> **Do this**:
Go over the entries below line by line, copying each one that contains the word "person".

>> BEGIN

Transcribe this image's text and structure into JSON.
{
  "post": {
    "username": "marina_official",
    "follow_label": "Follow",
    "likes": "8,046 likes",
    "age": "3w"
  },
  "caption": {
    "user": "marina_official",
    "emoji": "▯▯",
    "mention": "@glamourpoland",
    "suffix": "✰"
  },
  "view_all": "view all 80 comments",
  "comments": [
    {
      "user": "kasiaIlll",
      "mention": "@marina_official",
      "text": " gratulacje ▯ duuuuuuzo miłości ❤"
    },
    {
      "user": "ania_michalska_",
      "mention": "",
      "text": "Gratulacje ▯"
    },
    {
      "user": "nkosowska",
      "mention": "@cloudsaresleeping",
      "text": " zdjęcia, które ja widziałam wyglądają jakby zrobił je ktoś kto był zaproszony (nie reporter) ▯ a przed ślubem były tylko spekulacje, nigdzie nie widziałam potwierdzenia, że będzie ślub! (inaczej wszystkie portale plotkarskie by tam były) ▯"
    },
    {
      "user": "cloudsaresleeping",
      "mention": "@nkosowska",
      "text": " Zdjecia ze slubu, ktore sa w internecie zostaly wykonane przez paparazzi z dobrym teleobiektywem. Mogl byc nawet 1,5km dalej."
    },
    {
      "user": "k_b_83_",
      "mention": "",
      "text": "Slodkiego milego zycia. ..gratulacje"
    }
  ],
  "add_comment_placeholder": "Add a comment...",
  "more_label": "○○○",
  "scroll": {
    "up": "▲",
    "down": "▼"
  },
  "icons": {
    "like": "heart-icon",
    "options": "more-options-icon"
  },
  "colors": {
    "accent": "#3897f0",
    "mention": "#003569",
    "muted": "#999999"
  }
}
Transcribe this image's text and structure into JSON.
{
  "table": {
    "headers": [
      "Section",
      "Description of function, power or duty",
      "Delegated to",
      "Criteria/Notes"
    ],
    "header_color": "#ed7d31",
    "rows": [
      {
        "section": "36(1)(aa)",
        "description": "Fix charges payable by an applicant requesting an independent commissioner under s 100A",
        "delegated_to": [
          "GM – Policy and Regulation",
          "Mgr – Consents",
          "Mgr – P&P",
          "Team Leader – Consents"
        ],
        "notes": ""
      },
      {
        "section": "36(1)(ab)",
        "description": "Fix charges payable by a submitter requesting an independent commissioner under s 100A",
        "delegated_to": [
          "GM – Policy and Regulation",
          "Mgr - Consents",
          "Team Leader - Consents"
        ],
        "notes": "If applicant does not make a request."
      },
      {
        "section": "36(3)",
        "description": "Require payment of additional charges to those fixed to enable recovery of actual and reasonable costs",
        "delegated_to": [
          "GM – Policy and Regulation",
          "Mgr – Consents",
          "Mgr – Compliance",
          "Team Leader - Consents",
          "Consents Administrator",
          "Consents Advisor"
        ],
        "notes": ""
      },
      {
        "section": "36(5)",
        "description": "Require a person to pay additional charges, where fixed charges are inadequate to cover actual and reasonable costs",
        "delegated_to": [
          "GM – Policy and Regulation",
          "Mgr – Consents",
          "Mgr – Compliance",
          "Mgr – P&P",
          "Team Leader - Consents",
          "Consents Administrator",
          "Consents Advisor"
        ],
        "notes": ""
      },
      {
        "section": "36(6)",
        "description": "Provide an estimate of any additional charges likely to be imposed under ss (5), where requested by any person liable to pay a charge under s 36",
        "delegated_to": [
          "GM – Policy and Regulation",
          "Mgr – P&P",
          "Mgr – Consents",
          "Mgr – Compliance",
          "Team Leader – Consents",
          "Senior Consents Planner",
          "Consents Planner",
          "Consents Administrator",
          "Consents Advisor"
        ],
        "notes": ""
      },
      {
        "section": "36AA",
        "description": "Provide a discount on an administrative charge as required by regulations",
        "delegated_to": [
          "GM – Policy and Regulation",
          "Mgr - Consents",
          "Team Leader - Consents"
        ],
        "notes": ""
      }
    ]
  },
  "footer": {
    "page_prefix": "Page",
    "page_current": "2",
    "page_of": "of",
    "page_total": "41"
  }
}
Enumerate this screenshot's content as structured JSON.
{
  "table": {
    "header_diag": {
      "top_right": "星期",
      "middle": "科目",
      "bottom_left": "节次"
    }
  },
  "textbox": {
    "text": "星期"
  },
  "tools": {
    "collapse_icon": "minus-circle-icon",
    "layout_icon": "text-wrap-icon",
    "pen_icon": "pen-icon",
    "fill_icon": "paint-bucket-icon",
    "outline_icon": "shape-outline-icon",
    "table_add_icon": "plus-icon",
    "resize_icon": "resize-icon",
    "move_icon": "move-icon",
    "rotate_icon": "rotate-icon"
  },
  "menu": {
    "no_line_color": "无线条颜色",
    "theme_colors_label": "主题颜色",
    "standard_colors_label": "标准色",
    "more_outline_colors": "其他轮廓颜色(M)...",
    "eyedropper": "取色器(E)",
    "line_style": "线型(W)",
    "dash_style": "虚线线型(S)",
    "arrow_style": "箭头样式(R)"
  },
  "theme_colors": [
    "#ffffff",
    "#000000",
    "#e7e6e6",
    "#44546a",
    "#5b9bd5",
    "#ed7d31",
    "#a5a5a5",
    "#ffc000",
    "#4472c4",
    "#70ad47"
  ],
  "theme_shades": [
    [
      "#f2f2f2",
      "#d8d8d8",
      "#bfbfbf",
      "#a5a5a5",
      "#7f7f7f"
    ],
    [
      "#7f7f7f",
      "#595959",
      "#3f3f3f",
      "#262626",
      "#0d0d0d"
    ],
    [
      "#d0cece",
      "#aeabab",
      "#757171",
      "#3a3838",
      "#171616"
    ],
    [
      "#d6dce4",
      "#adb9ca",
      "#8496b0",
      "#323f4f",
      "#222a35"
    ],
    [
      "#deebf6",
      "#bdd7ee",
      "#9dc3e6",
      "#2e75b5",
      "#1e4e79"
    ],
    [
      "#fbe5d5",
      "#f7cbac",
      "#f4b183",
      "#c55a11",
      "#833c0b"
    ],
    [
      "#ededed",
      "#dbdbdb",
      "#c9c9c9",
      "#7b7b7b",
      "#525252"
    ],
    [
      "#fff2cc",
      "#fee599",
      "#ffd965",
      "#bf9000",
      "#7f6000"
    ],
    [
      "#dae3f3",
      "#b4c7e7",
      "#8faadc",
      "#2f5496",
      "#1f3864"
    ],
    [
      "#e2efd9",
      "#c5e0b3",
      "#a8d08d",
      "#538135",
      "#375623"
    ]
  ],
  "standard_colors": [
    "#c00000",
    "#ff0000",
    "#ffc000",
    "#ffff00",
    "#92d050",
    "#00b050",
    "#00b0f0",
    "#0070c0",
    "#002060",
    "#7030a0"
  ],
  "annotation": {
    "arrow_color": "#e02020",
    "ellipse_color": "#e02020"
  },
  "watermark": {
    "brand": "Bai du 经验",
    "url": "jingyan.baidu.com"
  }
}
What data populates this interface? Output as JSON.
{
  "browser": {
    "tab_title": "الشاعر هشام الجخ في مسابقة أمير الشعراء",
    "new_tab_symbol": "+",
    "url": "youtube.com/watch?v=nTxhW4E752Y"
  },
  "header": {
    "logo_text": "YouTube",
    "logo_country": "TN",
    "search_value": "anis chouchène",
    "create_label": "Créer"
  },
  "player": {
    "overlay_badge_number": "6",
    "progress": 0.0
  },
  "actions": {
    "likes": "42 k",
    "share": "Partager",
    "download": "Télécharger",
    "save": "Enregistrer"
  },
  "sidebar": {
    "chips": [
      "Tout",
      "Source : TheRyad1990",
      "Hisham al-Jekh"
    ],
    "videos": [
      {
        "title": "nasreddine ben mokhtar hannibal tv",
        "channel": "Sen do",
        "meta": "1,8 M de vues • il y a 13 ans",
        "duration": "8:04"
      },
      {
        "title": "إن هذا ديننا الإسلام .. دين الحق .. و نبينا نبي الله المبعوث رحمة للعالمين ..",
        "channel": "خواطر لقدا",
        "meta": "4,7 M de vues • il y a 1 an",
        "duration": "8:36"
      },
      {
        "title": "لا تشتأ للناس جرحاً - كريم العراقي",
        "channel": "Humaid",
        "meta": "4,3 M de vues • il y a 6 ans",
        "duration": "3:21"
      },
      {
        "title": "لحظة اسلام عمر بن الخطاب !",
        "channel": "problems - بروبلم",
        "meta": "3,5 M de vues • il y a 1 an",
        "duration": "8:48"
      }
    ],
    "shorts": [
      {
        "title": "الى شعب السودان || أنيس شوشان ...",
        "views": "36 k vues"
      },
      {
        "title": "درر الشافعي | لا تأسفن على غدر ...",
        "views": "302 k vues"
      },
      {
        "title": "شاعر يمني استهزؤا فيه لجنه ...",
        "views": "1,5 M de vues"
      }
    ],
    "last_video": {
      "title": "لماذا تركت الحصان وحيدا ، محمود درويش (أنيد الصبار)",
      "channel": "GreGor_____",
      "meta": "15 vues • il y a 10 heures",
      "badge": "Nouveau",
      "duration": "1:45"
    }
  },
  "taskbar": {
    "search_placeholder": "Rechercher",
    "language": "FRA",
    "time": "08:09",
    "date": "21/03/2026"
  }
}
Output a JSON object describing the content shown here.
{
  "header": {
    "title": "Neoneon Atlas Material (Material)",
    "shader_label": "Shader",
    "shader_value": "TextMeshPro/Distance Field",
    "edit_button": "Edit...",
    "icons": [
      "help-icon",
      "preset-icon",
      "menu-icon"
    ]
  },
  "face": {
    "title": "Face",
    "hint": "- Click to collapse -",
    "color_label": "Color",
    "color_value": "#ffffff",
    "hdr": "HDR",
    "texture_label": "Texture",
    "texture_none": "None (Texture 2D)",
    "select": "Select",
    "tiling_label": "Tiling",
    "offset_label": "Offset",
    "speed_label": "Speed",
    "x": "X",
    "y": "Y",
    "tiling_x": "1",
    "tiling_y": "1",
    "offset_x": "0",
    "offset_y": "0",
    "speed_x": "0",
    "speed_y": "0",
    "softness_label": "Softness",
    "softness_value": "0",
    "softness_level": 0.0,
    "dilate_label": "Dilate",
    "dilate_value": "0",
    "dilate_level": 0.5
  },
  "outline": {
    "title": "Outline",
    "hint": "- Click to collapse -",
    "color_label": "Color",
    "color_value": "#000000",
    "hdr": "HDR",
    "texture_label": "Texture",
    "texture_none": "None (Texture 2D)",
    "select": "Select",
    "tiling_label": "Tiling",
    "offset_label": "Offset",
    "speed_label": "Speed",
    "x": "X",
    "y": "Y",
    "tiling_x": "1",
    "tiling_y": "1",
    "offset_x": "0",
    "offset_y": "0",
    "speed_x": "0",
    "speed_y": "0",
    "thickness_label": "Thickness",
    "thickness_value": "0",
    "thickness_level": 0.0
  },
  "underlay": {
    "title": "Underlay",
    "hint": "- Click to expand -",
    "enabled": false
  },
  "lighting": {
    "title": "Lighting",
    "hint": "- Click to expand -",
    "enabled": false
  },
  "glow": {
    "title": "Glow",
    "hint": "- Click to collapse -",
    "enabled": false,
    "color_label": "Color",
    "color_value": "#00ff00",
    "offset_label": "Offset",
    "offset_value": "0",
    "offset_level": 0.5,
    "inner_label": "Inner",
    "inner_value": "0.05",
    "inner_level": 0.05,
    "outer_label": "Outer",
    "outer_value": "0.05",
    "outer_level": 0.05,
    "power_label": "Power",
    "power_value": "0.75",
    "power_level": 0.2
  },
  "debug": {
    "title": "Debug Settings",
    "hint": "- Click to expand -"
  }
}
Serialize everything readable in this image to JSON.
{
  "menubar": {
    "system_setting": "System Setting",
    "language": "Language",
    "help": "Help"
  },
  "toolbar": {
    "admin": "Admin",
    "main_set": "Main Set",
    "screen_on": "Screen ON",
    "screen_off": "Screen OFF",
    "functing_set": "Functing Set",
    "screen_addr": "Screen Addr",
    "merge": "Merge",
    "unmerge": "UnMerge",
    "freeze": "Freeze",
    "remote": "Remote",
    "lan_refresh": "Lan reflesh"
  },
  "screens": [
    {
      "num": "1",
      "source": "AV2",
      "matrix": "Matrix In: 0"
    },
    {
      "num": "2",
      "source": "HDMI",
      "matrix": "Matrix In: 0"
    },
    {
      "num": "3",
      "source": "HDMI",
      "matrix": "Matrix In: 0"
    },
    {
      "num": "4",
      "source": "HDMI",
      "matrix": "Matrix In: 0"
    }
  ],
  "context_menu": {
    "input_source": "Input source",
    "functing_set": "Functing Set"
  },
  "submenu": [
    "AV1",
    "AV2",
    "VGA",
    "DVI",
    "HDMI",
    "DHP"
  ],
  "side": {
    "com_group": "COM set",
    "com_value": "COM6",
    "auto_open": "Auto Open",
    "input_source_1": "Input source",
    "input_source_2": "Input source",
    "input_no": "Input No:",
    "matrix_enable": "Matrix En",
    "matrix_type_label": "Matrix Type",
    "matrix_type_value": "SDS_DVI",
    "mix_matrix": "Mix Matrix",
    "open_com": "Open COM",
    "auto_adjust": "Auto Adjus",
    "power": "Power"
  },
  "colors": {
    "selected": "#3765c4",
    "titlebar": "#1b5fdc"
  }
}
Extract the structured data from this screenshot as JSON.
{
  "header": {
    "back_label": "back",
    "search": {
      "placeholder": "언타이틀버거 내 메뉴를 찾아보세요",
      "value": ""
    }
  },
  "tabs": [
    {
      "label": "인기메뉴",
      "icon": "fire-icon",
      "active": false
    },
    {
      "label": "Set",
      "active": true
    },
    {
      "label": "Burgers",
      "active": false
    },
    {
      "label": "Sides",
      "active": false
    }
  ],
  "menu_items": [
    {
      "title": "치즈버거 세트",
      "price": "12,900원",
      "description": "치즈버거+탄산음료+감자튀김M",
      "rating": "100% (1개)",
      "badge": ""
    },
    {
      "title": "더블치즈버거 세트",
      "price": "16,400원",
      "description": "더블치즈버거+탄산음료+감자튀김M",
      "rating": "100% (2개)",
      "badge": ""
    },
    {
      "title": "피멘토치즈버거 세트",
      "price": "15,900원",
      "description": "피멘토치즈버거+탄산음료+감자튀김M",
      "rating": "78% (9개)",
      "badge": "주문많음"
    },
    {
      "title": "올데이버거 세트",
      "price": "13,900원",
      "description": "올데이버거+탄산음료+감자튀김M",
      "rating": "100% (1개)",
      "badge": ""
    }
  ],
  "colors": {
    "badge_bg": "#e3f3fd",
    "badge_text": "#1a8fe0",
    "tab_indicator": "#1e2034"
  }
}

>> END

> **Task output**:
        "description": "Require a person to pay additional charges, where fixed charges are inadequate to cover actual and reasonable costs",
        "description": "Provide an estimate of any additional charges likely to be imposed under ss (5), where requested by any person liable to pay a charge under s 36",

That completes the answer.